(Records that describe figures)
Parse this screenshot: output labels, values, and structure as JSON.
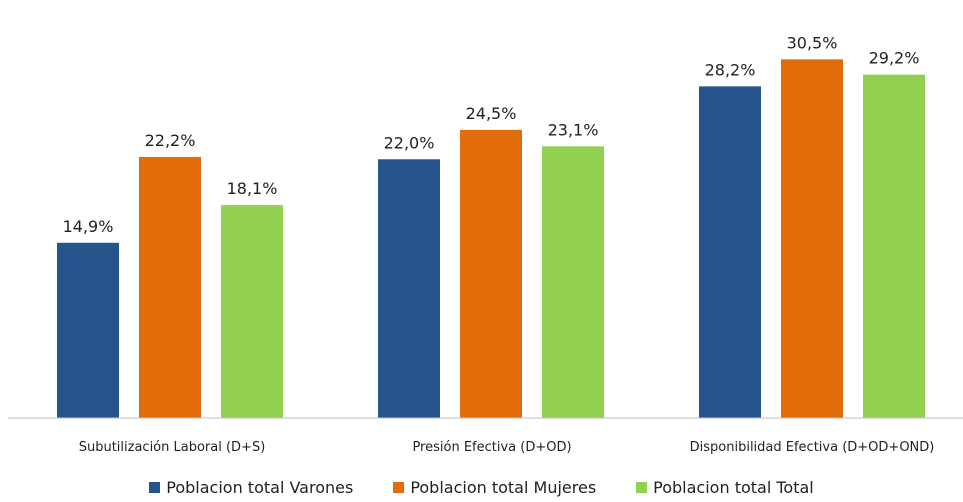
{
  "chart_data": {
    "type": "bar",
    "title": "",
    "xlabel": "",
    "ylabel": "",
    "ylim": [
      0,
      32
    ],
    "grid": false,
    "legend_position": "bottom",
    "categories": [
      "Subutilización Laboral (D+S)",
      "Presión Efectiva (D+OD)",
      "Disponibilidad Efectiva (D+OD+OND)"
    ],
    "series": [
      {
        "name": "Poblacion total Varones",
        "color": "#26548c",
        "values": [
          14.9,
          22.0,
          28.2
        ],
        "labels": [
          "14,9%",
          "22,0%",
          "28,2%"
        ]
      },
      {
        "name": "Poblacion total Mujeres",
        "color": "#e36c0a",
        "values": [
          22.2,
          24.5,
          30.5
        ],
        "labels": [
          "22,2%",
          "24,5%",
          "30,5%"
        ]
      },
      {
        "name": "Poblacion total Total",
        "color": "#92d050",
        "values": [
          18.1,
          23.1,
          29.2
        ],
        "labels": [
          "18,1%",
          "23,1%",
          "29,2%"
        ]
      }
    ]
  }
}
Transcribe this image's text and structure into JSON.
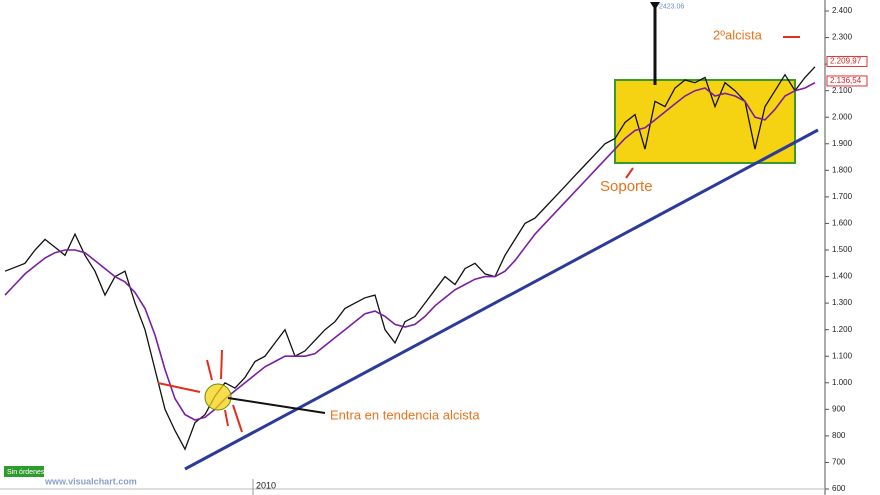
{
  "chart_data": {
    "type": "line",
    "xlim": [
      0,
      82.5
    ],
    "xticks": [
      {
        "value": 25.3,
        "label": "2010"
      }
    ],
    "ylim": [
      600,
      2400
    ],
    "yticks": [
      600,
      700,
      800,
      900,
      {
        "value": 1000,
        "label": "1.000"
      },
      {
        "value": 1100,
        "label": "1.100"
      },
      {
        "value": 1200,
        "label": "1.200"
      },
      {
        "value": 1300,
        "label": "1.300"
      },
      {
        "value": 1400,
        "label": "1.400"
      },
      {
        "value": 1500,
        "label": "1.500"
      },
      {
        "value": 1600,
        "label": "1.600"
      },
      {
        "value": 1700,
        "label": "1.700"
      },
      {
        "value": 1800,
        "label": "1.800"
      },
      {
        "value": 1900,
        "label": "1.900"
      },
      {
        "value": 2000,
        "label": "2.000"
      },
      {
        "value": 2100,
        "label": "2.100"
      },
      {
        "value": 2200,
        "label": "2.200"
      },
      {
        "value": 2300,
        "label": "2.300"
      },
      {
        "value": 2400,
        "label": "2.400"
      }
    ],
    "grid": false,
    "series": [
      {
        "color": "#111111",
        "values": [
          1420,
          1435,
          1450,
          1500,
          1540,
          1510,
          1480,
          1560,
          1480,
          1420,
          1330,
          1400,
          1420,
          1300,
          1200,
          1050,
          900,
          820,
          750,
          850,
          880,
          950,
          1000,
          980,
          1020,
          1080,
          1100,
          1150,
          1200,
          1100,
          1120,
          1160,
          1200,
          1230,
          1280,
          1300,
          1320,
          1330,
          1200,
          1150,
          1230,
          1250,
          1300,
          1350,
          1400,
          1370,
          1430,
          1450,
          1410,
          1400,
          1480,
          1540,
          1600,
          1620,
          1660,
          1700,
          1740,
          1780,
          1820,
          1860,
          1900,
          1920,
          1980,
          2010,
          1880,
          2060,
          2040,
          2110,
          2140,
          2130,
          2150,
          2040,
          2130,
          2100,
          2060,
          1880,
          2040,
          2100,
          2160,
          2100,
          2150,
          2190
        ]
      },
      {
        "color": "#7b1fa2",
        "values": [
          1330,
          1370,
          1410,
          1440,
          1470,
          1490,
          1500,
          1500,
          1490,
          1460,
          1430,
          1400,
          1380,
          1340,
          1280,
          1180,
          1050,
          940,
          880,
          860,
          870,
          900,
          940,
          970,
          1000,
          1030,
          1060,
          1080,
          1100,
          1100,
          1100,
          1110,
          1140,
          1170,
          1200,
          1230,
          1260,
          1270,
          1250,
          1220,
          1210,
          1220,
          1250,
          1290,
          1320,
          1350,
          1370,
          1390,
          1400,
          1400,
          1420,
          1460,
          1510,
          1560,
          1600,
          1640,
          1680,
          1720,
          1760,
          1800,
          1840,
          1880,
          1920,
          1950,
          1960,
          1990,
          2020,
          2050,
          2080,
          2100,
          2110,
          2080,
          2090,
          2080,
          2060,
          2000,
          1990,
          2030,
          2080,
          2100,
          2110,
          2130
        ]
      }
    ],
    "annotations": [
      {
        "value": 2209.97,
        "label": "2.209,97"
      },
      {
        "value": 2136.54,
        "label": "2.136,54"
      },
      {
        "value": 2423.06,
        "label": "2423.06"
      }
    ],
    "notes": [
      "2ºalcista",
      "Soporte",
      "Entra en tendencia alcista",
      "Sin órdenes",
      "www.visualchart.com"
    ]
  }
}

Work to be completed ▸
The pictures should not appear in the copy; every other part of the records above must be returned exactly.

Full solution ▸
Parse this screenshot: output labels, values, and structure as JSON.
{
  "chart_data": {
    "type": "bar",
    "title": "",
    "xlabel": "",
    "ylabel": "",
    "ylim": [
      0,
      32
    ],
    "grid": false,
    "legend_position": "bottom",
    "categories": [
      "Subutilización Laboral (D+S)",
      "Presión Efectiva (D+OD)",
      "Disponibilidad Efectiva (D+OD+OND)"
    ],
    "series": [
      {
        "name": "Poblacion total Varones",
        "color": "#26548c",
        "values": [
          14.9,
          22.0,
          28.2
        ],
        "labels": [
          "14,9%",
          "22,0%",
          "28,2%"
        ]
      },
      {
        "name": "Poblacion total Mujeres",
        "color": "#e36c0a",
        "values": [
          22.2,
          24.5,
          30.5
        ],
        "labels": [
          "22,2%",
          "24,5%",
          "30,5%"
        ]
      },
      {
        "name": "Poblacion total Total",
        "color": "#92d050",
        "values": [
          18.1,
          23.1,
          29.2
        ],
        "labels": [
          "18,1%",
          "23,1%",
          "29,2%"
        ]
      }
    ]
  }
}
Transcribe this image's text and structure into JSON.
{
  "chart_data": {
    "type": "line",
    "xlim": [
      0,
      82.5
    ],
    "xticks": [
      {
        "value": 25.3,
        "label": "2010"
      }
    ],
    "ylim": [
      600,
      2400
    ],
    "yticks": [
      600,
      700,
      800,
      900,
      {
        "value": 1000,
        "label": "1.000"
      },
      {
        "value": 1100,
        "label": "1.100"
      },
      {
        "value": 1200,
        "label": "1.200"
      },
      {
        "value": 1300,
        "label": "1.300"
      },
      {
        "value": 1400,
        "label": "1.400"
      },
      {
        "value": 1500,
        "label": "1.500"
      },
      {
        "value": 1600,
        "label": "1.600"
      },
      {
        "value": 1700,
        "label": "1.700"
      },
      {
        "value": 1800,
        "label": "1.800"
      },
      {
        "value": 1900,
        "label": "1.900"
      },
      {
        "value": 2000,
        "label": "2.000"
      },
      {
        "value": 2100,
        "label": "2.100"
      },
      {
        "value": 2200,
        "label": "2.200"
      },
      {
        "value": 2300,
        "label": "2.300"
      },
      {
        "value": 2400,
        "label": "2.400"
      }
    ],
    "grid": false,
    "series": [
      {
        "color": "#111111",
        "values": [
          1420,
          1435,
          1450,
          1500,
          1540,
          1510,
          1480,
          1560,
          1480,
          1420,
          1330,
          1400,
          1420,
          1300,
          1200,
          1050,
          900,
          820,
          750,
          850,
          880,
          950,
          1000,
          980,
          1020,
          1080,
          1100,
          1150,
          1200,
          1100,
          1120,
          1160,
          1200,
          1230,
          1280,
          1300,
          1320,
          1330,
          1200,
          1150,
          1230,
          1250,
          1300,
          1350,
          1400,
          1370,
          1430,
          1450,
          1410,
          1400,
          1480,
          1540,
          1600,
          1620,
          1660,
          1700,
          1740,
          1780,
          1820,
          1860,
          1900,
          1920,
          1980,
          2010,
          1880,
          2060,
          2040,
          2110,
          2140,
          2130,
          2150,
          2040,
          2130,
          2100,
          2060,
          1880,
          2040,
          2100,
          2160,
          2100,
          2150,
          2190
        ]
      },
      {
        "color": "#7b1fa2",
        "values": [
          1330,
          1370,
          1410,
          1440,
          1470,
          1490,
          1500,
          1500,
          1490,
          1460,
          1430,
          1400,
          1380,
          1340,
          1280,
          1180,
          1050,
          940,
          880,
          860,
          870,
          900,
          940,
          970,
          1000,
          1030,
          1060,
          1080,
          1100,
          1100,
          1100,
          1110,
          1140,
          1170,
          1200,
          1230,
          1260,
          1270,
          1250,
          1220,
          1210,
          1220,
          1250,
          1290,
          1320,
          1350,
          1370,
          1390,
          1400,
          1400,
          1420,
          1460,
          1510,
          1560,
          1600,
          1640,
          1680,
          1720,
          1760,
          1800,
          1840,
          1880,
          1920,
          1950,
          1960,
          1990,
          2020,
          2050,
          2080,
          2100,
          2110,
          2080,
          2090,
          2080,
          2060,
          2000,
          1990,
          2030,
          2080,
          2100,
          2110,
          2130
        ]
      }
    ],
    "annotations": [
      {
        "value": 2209.97,
        "label": "2.209,97"
      },
      {
        "value": 2136.54,
        "label": "2.136,54"
      },
      {
        "value": 2423.06,
        "label": "2423.06"
      }
    ],
    "notes": [
      "2ºalcista",
      "Soporte",
      "Entra en tendencia alcista",
      "Sin órdenes",
      "www.visualchart.com"
    ]
  }
}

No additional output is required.